Stored entries

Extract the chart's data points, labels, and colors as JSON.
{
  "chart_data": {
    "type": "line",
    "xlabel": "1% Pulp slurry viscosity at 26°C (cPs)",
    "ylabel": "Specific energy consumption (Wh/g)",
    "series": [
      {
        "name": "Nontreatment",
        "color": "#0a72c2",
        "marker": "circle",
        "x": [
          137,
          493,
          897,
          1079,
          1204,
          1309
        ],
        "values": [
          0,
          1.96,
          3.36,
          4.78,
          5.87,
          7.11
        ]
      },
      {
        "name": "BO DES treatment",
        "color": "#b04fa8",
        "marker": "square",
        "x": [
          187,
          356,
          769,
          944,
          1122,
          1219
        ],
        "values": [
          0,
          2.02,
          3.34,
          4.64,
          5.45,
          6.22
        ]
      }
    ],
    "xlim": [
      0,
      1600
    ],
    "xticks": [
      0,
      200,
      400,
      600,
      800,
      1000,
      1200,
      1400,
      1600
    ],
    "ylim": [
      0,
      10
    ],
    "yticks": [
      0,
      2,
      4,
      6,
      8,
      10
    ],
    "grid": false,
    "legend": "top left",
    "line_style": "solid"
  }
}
==
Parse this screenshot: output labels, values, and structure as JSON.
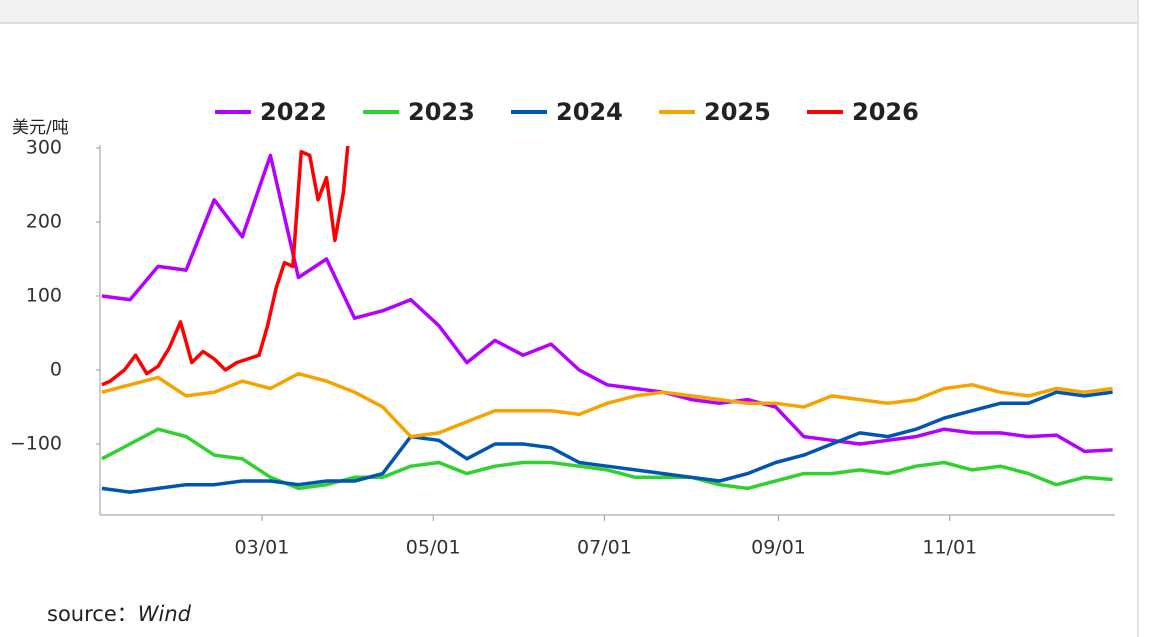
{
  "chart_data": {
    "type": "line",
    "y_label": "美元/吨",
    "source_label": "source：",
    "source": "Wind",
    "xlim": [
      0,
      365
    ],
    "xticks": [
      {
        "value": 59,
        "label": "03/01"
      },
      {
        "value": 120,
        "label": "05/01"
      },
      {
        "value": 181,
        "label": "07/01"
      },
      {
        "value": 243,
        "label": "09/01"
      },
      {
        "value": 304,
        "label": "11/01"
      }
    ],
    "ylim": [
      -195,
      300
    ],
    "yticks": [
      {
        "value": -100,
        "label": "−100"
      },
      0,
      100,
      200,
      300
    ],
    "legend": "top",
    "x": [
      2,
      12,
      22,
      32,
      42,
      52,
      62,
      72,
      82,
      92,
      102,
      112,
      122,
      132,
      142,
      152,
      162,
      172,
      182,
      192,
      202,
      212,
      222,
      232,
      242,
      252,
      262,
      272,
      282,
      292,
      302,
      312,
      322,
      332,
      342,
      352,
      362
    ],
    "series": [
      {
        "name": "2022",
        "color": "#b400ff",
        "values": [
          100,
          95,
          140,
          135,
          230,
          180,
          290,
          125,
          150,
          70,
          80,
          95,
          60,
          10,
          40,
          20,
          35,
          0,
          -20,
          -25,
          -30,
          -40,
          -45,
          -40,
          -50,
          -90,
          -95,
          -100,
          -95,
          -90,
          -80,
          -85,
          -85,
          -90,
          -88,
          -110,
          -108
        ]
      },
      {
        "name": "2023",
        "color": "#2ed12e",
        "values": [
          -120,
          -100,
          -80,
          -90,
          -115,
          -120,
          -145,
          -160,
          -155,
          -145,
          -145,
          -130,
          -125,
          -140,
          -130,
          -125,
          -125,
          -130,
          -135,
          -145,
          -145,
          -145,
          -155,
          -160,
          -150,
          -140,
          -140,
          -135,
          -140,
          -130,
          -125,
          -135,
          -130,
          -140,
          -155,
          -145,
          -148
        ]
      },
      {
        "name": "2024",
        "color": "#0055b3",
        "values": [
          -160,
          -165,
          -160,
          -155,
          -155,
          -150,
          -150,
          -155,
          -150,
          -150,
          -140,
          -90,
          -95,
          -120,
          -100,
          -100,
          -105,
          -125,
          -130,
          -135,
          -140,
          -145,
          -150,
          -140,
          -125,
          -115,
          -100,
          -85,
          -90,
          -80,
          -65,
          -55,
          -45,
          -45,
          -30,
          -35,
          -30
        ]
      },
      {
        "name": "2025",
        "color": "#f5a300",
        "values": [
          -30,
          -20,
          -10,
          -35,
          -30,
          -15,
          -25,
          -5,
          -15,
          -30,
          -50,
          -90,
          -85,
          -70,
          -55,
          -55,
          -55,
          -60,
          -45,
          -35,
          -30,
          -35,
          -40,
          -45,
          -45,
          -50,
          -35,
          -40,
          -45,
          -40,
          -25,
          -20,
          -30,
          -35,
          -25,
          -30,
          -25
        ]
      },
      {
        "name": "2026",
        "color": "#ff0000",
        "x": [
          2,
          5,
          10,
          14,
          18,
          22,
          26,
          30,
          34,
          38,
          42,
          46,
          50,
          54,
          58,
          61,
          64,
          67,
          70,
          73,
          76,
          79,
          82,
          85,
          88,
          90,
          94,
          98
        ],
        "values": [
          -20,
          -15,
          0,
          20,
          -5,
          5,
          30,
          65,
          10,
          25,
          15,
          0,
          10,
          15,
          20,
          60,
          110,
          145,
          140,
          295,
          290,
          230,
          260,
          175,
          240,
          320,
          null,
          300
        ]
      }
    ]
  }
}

EXERCISE AIM: Find every line containing the word "labels", then give the total and nothing more.

EXERCISE ANSWER: 2